What the task requires - Answer with one number: how many lines have "data".

Task inputs -
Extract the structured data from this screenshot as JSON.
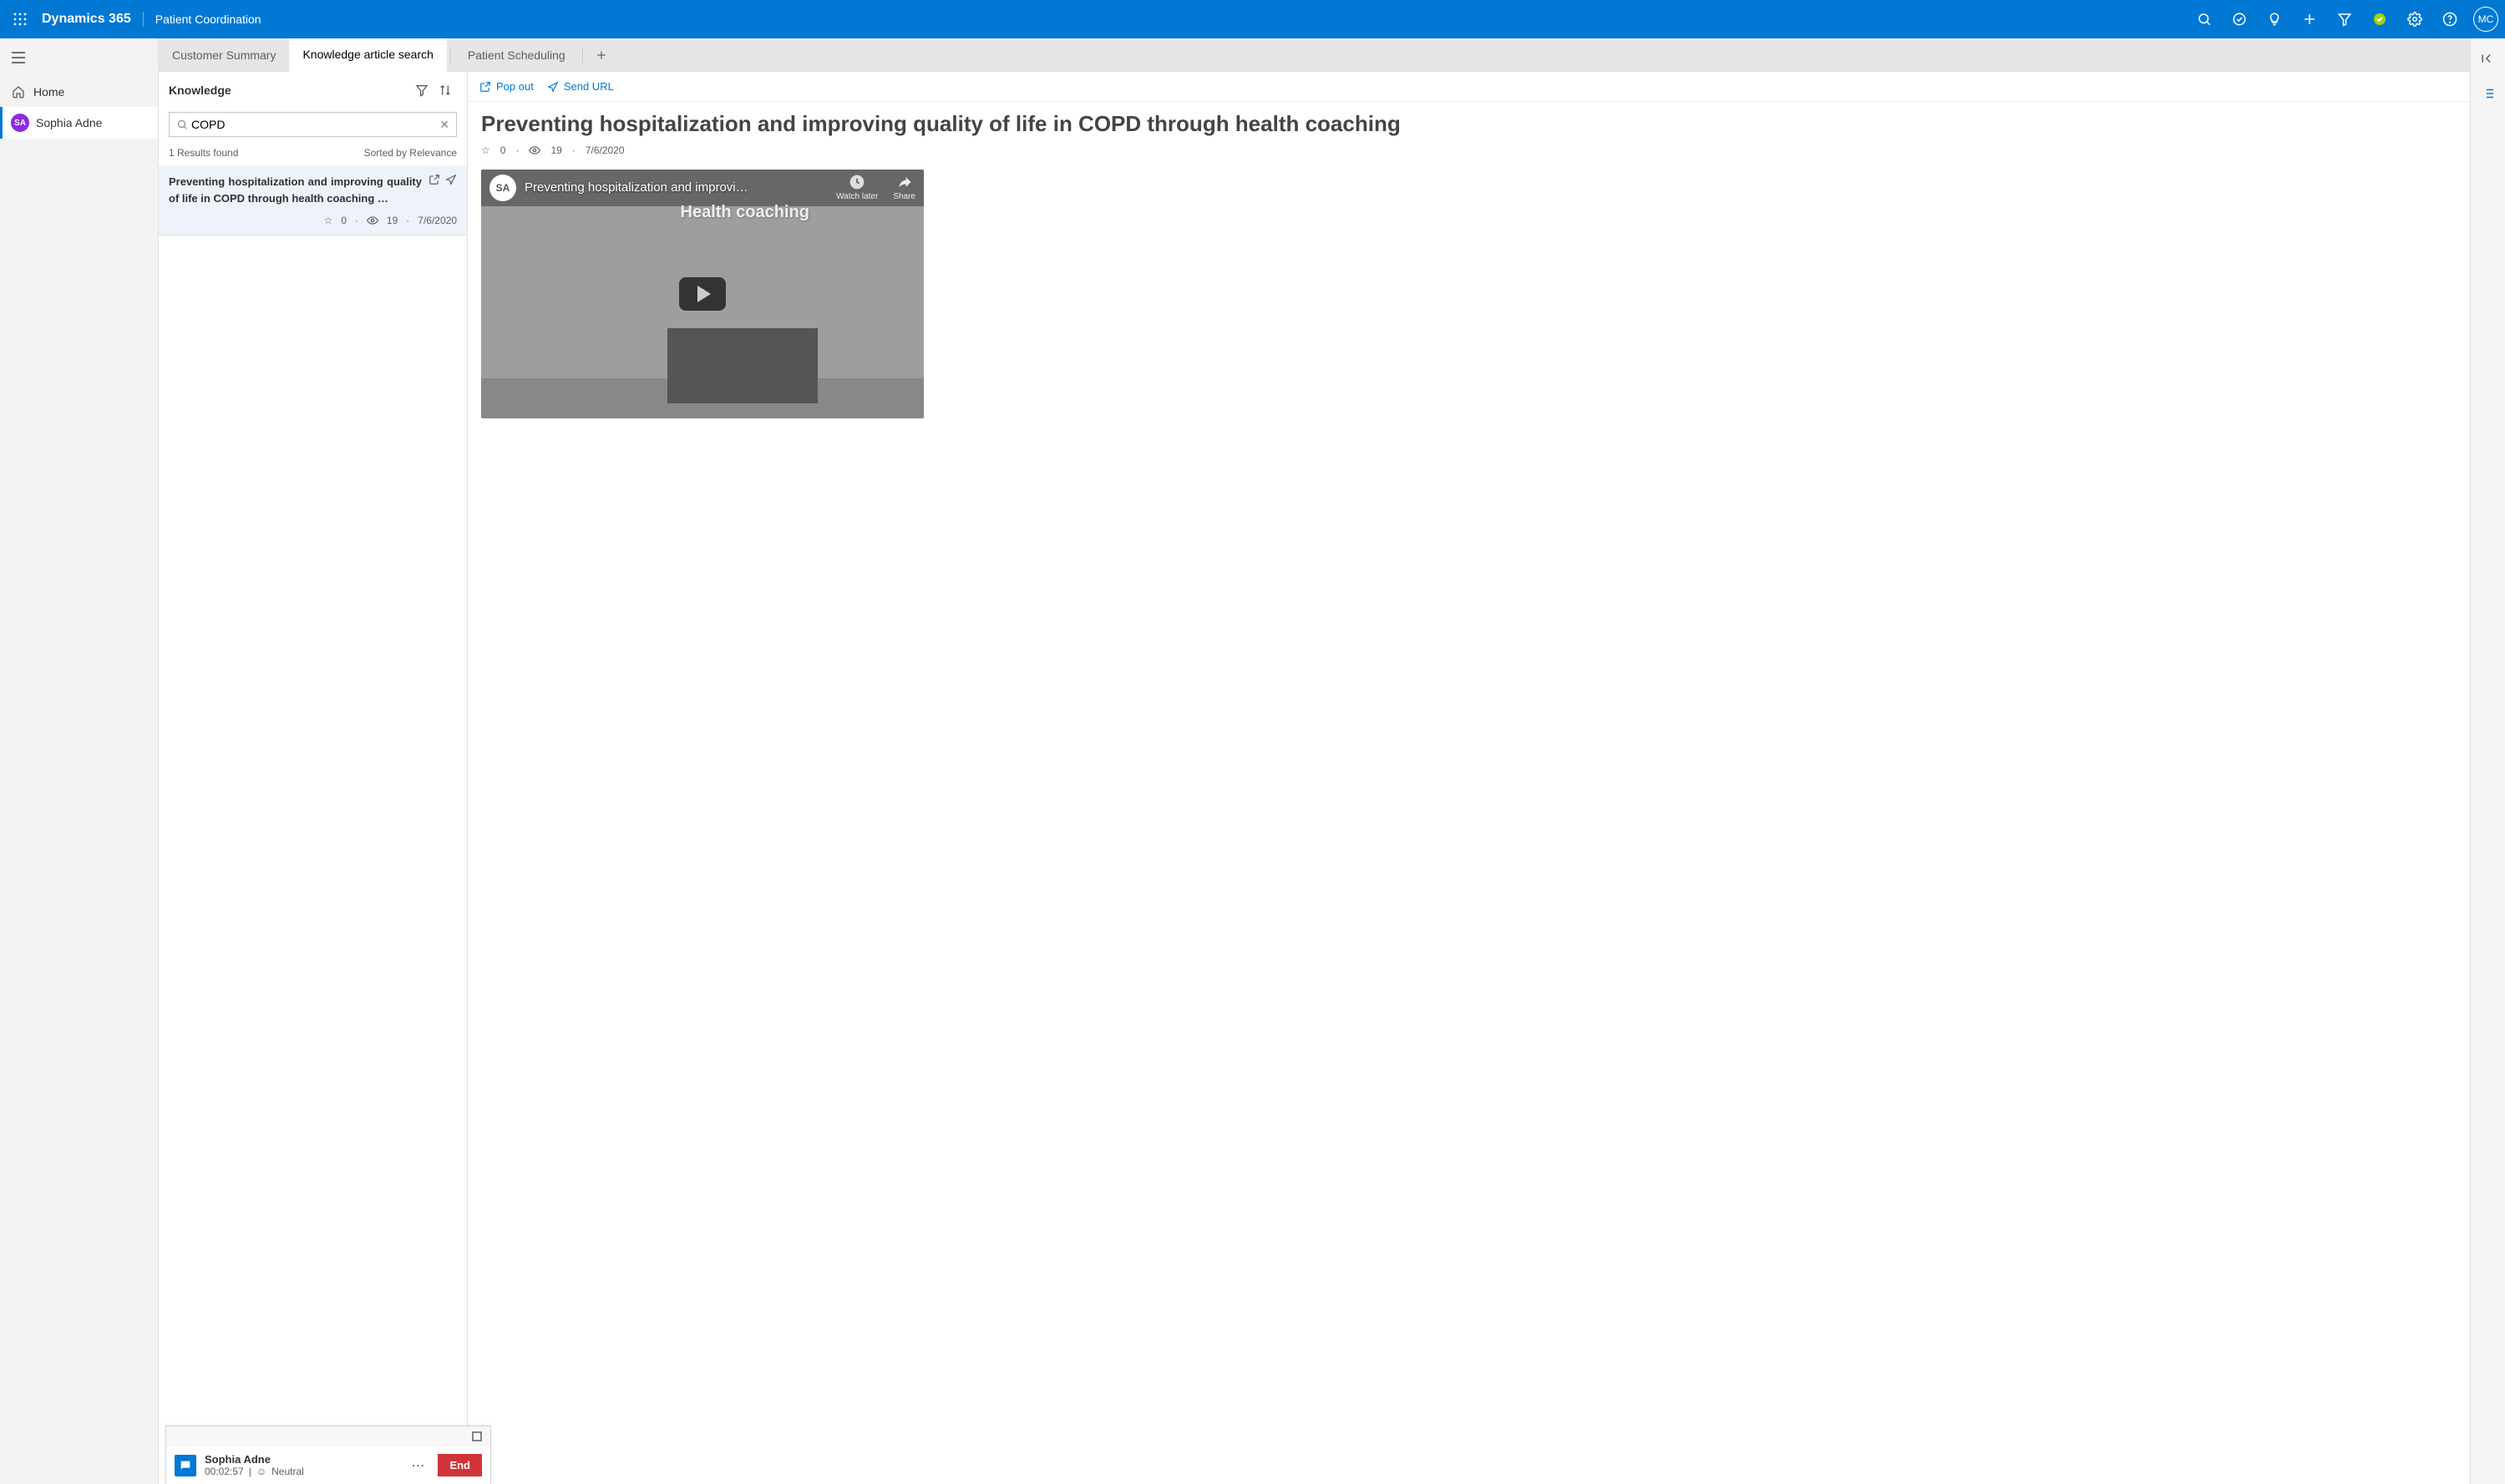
{
  "header": {
    "app_title": "Dynamics 365",
    "app_subtitle": "Patient Coordination",
    "user_initials": "MC"
  },
  "sidebar": {
    "home_label": "Home",
    "session": {
      "initials": "SA",
      "name": "Sophia Adne"
    }
  },
  "tabs": {
    "customer_summary": "Customer Summary",
    "knowledge_search": "Knowledge article search",
    "patient_scheduling": "Patient Scheduling"
  },
  "knowledge": {
    "panel_title": "Knowledge",
    "search_value": "COPD",
    "results_found": "1 Results found",
    "sorted_by": "Sorted by Relevance",
    "result": {
      "title": "Preventing hospitalization and improving quality of life in COPD through health coaching …",
      "rating": "0",
      "views": "19",
      "date": "7/6/2020"
    }
  },
  "article": {
    "toolbar": {
      "popout": "Pop out",
      "sendurl": "Send URL"
    },
    "title": "Preventing hospitalization and improving quality of life in COPD through health coaching",
    "rating": "0",
    "views": "19",
    "date": "7/6/2020",
    "video": {
      "avatar_initials": "SA",
      "title": "Preventing hospitalization and improvi…",
      "watch_later": "Watch later",
      "share": "Share",
      "scene_text": "Health coaching"
    }
  },
  "session_widget": {
    "name": "Sophia Adne",
    "timer": "00:02:57",
    "sentiment": "Neutral",
    "end_label": "End"
  }
}
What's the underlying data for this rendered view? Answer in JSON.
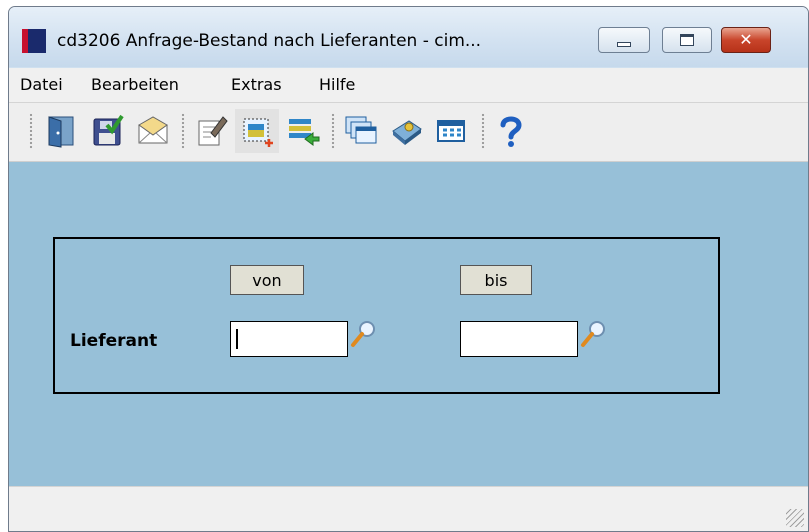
{
  "window": {
    "title": "cd3206 Anfrage-Bestand nach Lieferanten - cim...",
    "controls": {
      "minimize": "minimize",
      "maximize": "maximize",
      "close": "✕"
    }
  },
  "menu": {
    "items": [
      "Datei",
      "Bearbeiten",
      "Extras",
      "Hilfe"
    ]
  },
  "toolbar": {
    "icons": [
      "exit-door-icon",
      "save-icon",
      "mail-icon",
      "edit-note-icon",
      "new-record-icon",
      "transfer-list-icon",
      "windows-icon",
      "book-icon",
      "table-icon",
      "help-icon"
    ]
  },
  "form": {
    "col_from": "von",
    "col_to": "bis",
    "row_label": "Lieferant",
    "supplier_from": "",
    "supplier_to": ""
  },
  "status": {
    "text": ""
  },
  "colors": {
    "content_bg": "#97c0d8",
    "label_bg": "#e1e0d4",
    "close_red": "#c9452b"
  }
}
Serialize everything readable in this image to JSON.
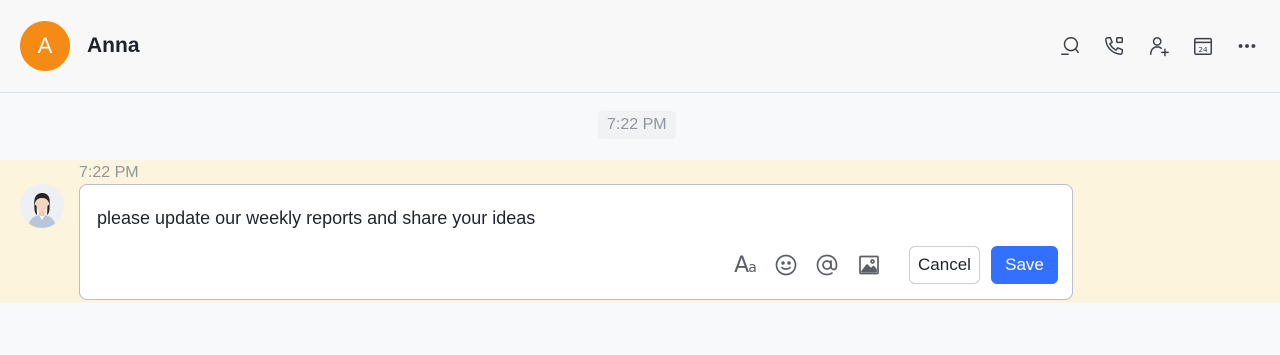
{
  "header": {
    "avatar_letter": "A",
    "title": "Anna",
    "icons": [
      "search-chat-icon",
      "call-icon",
      "add-member-icon",
      "calendar-icon",
      "more-icon"
    ],
    "calendar_day": "24"
  },
  "divider": {
    "time": "7:22 PM"
  },
  "message": {
    "time": "7:22 PM",
    "editor_text": "please update our weekly reports and share your ideas",
    "toolbar": {
      "format_label": "Aa",
      "icons": [
        "text-format-icon",
        "emoji-icon",
        "mention-icon",
        "image-icon"
      ]
    },
    "cancel_label": "Cancel",
    "save_label": "Save"
  },
  "colors": {
    "accent": "#3370ff",
    "avatar": "#f58a14",
    "highlight_row": "#fcf4dc"
  }
}
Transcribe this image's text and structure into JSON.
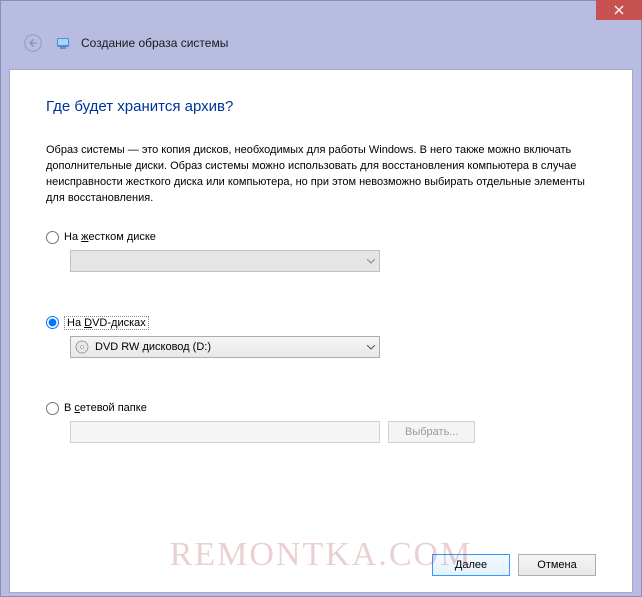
{
  "window": {
    "title": "Создание образа системы"
  },
  "page": {
    "heading": "Где будет хранится архив?",
    "description": "Образ системы — это копия дисков, необходимых для работы Windows. В него также можно включать дополнительные диски. Образ системы можно использовать для восстановления компьютера в случае неисправности жесткого диска или компьютера, но при этом невозможно выбирать отдельные элементы для восстановления."
  },
  "options": {
    "hdd": {
      "label_pre": "На ",
      "label_u": "ж",
      "label_post": "естком диске",
      "selected_value": ""
    },
    "dvd": {
      "label_pre": "На ",
      "label_u": "D",
      "label_post": "VD-дисках",
      "selected_value": "DVD RW дисковод (D:)"
    },
    "network": {
      "label_pre": "В ",
      "label_u": "с",
      "label_post": "етевой папке",
      "value": "",
      "browse_label": "Выбрать..."
    }
  },
  "footer": {
    "next": "Далее",
    "cancel": "Отмена"
  },
  "watermark": "REMONTKA.COM"
}
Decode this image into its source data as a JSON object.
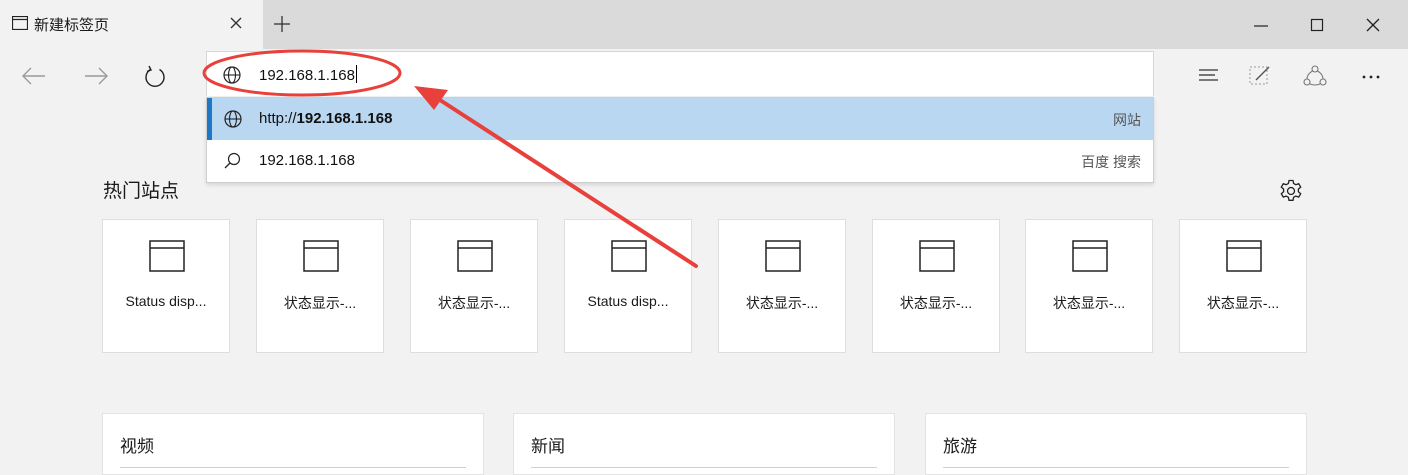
{
  "tab": {
    "title": "新建标签页",
    "icon": "page-icon"
  },
  "address": {
    "value": "192.168.1.168",
    "icon": "globe-icon"
  },
  "suggestions": [
    {
      "prefix": "http://",
      "bold": "192.168.1.168",
      "tag": "网站",
      "icon": "globe-icon"
    },
    {
      "text": "192.168.1.168",
      "tag": "百度 搜索",
      "icon": "search-icon"
    }
  ],
  "top_sites": {
    "title": "热门站点",
    "tiles": [
      {
        "label": "Status disp..."
      },
      {
        "label": "状态显示-..."
      },
      {
        "label": "状态显示-..."
      },
      {
        "label": "Status disp..."
      },
      {
        "label": "状态显示-..."
      },
      {
        "label": "状态显示-..."
      },
      {
        "label": "状态显示-..."
      },
      {
        "label": "状态显示-..."
      }
    ]
  },
  "cards": [
    {
      "title": "视频"
    },
    {
      "title": "新闻"
    },
    {
      "title": "旅游"
    }
  ],
  "colors": {
    "accent": "#1e77c7",
    "selection": "#b9d7f1",
    "annotation": "#e8403a"
  }
}
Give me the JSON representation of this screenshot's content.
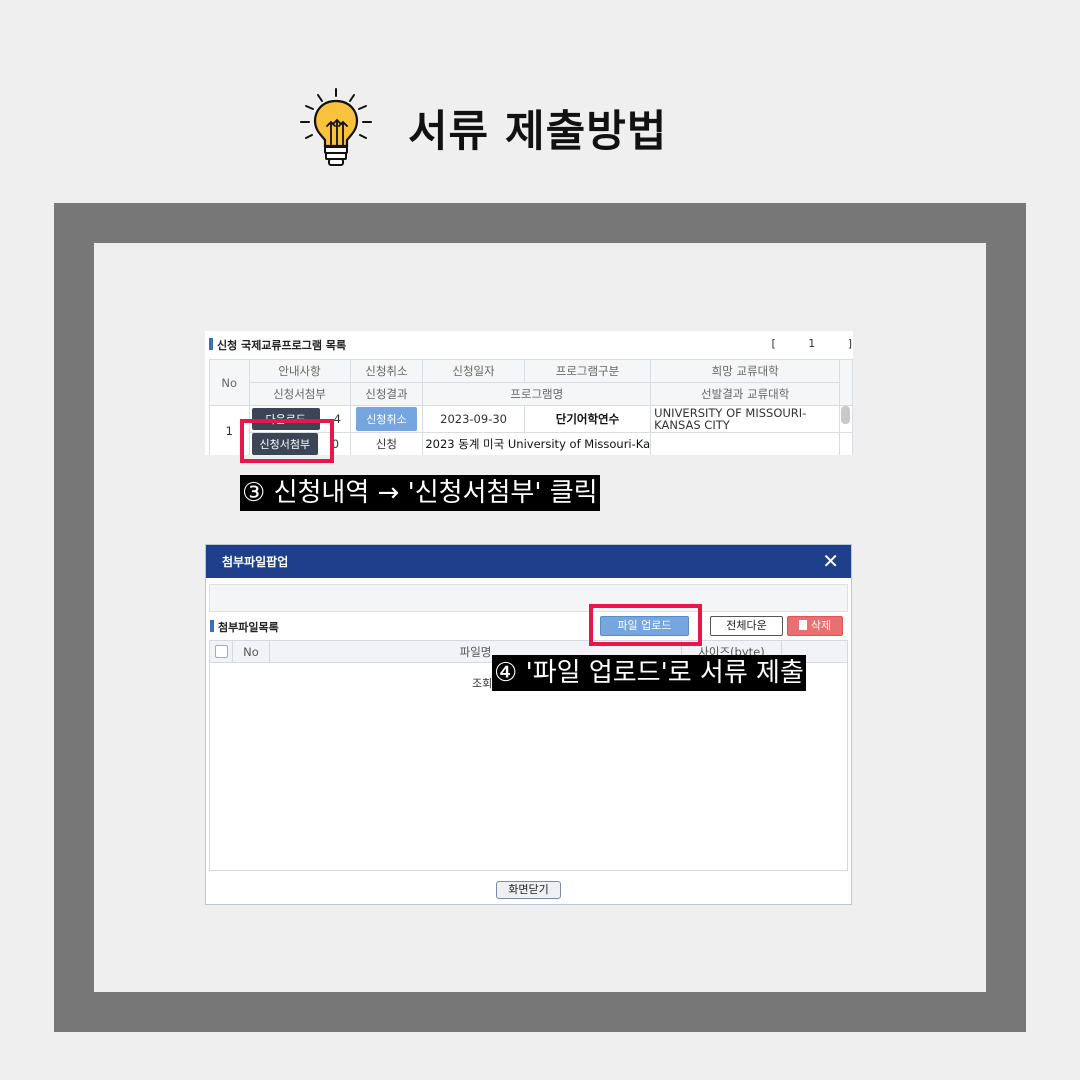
{
  "header": {
    "title": "서류 제출방법",
    "icon": "lightbulb-icon",
    "icon_color": "#f9c23c"
  },
  "colors": {
    "frame": "#777777",
    "highlight": "#e8174a",
    "popup_header": "#1e3f8c",
    "accent_button": "#75a6e0"
  },
  "application_list": {
    "title": "신청 국제교류프로그램 목록",
    "pager": [
      "[",
      "1",
      "]"
    ],
    "header_row1": [
      "No",
      "안내사항",
      "신청취소",
      "신청일자",
      "프로그램구분",
      "희망 교류대학"
    ],
    "header_row2": [
      "신청서첨부",
      "신청결과",
      "프로그램명",
      "선발결과 교류대학"
    ],
    "row": {
      "no": "1",
      "download_button": "다운로드",
      "count_top": "4",
      "cancel_button": "신청취소",
      "date": "2023-09-30",
      "program_type": "단기어학연수",
      "university": "UNIVERSITY OF MISSOURI-KANSAS CITY",
      "attach_button": "신청서첨부",
      "count_bottom": "0",
      "result": "신청",
      "program_name": "2023 동계 미국 University of Missouri-Ka"
    }
  },
  "step3_caption": "③ 신청내역 → '신청서첨부' 클릭",
  "popup": {
    "title": "첨부파일팝업",
    "close_icon": "close-icon",
    "files_title": "첨부파일목록",
    "upload_button": "파일 업로드",
    "download_all_button": "전체다운",
    "delete_button": "삭제",
    "columns": [
      "No",
      "파일명",
      "사이즈(byte)"
    ],
    "empty_message": "조회",
    "close_button": "화면닫기"
  },
  "step4_caption": "④ '파일 업로드'로 서류 제출"
}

Solution for this task - 3